# DIRECTIONS FOR THIS TASK
Please give every line of the entries below as a numbered list, skipping blank lines and leaving out the pictures.
Begin
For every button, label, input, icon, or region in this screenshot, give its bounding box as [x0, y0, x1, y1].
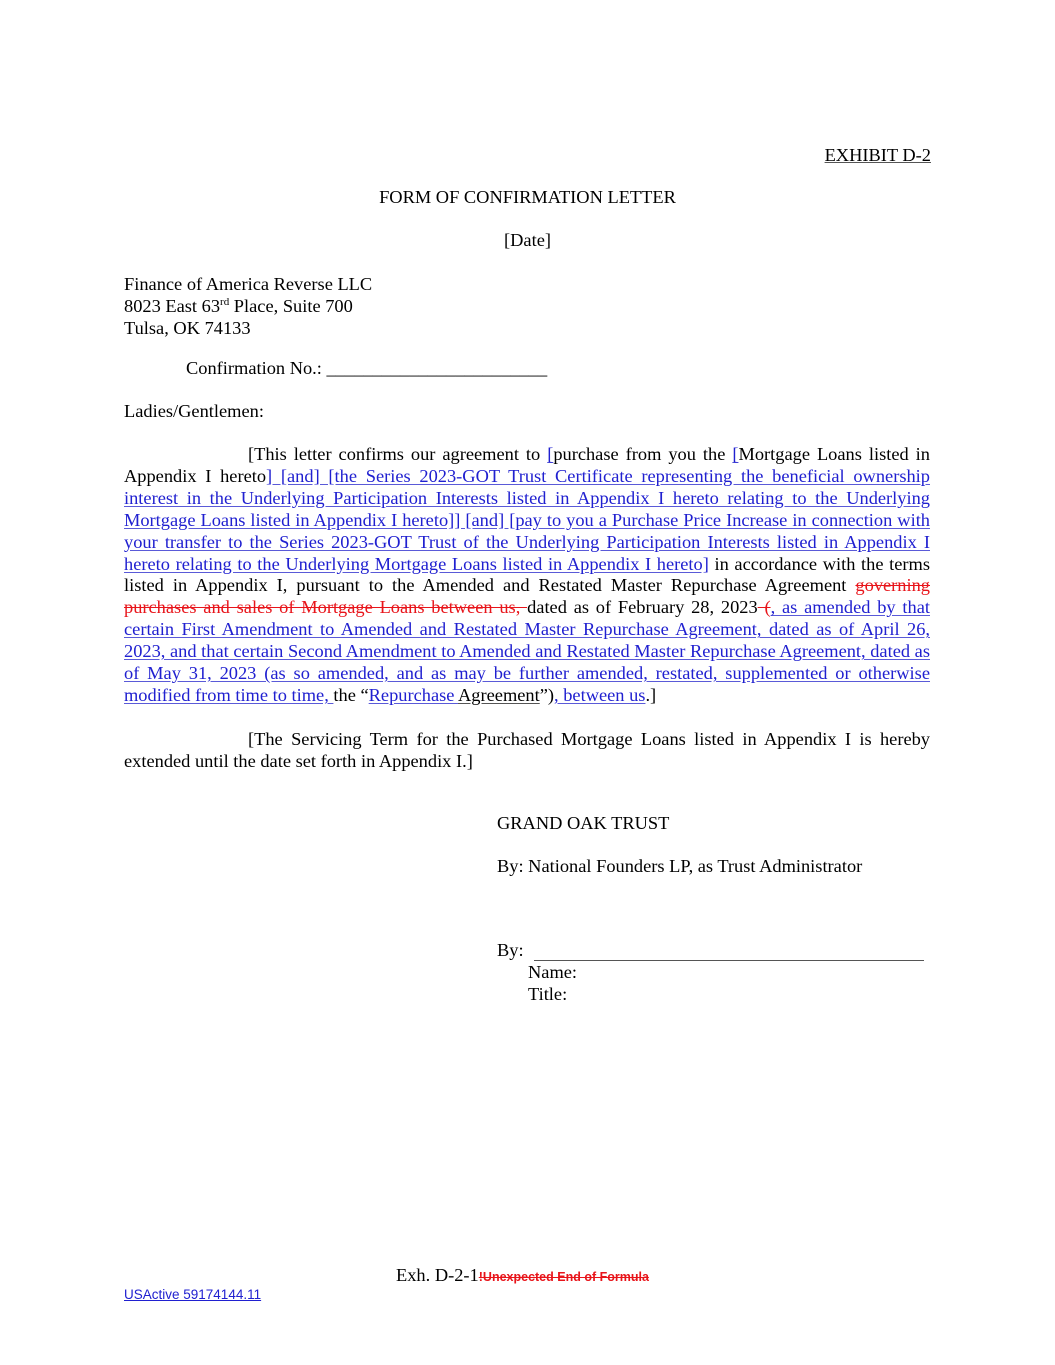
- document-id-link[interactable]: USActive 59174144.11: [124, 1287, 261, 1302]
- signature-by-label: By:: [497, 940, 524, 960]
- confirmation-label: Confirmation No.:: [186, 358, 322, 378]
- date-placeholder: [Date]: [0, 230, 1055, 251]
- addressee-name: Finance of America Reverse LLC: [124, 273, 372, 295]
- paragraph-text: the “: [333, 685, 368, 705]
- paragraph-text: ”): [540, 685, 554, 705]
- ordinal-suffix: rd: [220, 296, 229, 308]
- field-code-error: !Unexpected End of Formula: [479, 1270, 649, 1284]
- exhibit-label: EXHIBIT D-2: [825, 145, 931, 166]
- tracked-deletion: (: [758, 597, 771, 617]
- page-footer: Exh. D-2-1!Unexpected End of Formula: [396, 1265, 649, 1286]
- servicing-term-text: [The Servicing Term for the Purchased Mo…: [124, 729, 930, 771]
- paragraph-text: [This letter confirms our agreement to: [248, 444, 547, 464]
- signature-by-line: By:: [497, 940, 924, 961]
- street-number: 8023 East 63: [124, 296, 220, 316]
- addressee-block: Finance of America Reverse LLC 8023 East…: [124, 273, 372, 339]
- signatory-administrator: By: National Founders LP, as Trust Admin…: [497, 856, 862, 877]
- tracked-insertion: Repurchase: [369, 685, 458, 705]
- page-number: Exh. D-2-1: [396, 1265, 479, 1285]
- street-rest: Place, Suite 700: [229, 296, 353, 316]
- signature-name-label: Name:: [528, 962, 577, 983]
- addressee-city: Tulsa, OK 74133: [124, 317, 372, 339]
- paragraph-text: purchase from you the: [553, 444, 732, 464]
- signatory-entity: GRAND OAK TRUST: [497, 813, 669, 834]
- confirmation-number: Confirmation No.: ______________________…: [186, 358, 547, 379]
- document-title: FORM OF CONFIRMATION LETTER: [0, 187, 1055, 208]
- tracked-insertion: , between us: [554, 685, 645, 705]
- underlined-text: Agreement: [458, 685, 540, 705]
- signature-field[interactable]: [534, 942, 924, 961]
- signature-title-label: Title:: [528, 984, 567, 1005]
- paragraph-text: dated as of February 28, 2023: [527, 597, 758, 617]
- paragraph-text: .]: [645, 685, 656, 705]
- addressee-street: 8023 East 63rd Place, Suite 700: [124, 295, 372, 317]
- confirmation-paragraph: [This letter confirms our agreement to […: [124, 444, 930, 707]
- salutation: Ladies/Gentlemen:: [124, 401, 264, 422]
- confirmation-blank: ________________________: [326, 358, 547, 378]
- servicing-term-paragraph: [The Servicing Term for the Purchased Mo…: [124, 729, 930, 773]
End
# THE ANSWER
1. For every button, label, input, icon, or region in this screenshot, give its bounding box as [x0, y0, x1, y1].
2. - document-id-link[interactable]: USActive 59174144.11: [124, 1287, 261, 1302]
3. - signature-by-label: By:: [497, 940, 524, 960]
4. - confirmation-label: Confirmation No.:: [186, 358, 322, 378]
5. - date-placeholder: [Date]: [0, 230, 1055, 251]
6. - addressee-name: Finance of America Reverse LLC: [124, 273, 372, 295]
7. - paragraph-text: the “: [333, 685, 368, 705]
8. - paragraph-text: ”): [540, 685, 554, 705]
9. - ordinal-suffix: rd: [220, 296, 229, 308]
10. - field-code-error: !Unexpected End of Formula: [479, 1270, 649, 1284]
11. - exhibit-label: EXHIBIT D-2: [825, 145, 931, 166]
12. - tracked-deletion: (: [758, 597, 771, 617]
13. - page-footer: Exh. D-2-1!Unexpected End of Formula: [396, 1265, 649, 1286]
14. - servicing-term-text: [The Servicing Term for the Purchased Mo…: [124, 729, 930, 771]
15. - paragraph-text: [This letter confirms our agreement to: [248, 444, 547, 464]
16. - signature-by-line: By:: [497, 940, 924, 961]
17. - street-number: 8023 East 63: [124, 296, 220, 316]
18. - addressee-block: Finance of America Reverse LLC 8023 East…: [124, 273, 372, 339]
19. - signatory-administrator: By: National Founders LP, as Trust Admin…: [497, 856, 862, 877]
20. - tracked-insertion: Repurchase: [369, 685, 458, 705]
21. - page-number: Exh. D-2-1: [396, 1265, 479, 1285]
22. - street-rest: Place, Suite 700: [229, 296, 353, 316]
23. - signature-name-label: Name:: [528, 962, 577, 983]
24. - addressee-city: Tulsa, OK 74133: [124, 317, 372, 339]
25. - paragraph-text: purchase from you the: [553, 444, 732, 464]
26. - signatory-entity: GRAND OAK TRUST: [497, 813, 669, 834]
27. - confirmation-number: Confirmation No.: ______________________…: [186, 358, 547, 379]
28. - document-title: FORM OF CONFIRMATION LETTER: [0, 187, 1055, 208]
29. - tracked-insertion: , between us: [554, 685, 645, 705]
30. - underlined-text: Agreement: [458, 685, 540, 705]
31. - signature-field[interactable]: [534, 942, 924, 961]
32. - signature-title-label: Title:: [528, 984, 567, 1005]
33. - paragraph-text: dated as of February 28, 2023: [527, 597, 758, 617]
34. - paragraph-text: .]: [645, 685, 656, 705]
35. - addressee-street: 8023 East 63rd Place, Suite 700: [124, 295, 372, 317]
36. - confirmation-paragraph: [This letter confirms our agreement to […: [124, 444, 930, 707]
37. - salutation: Ladies/Gentlemen:: [124, 401, 264, 422]
38. - confirmation-blank: ________________________: [326, 358, 547, 378]
39. - servicing-term-paragraph: [The Servicing Term for the Purchased Mo…: [124, 729, 930, 773]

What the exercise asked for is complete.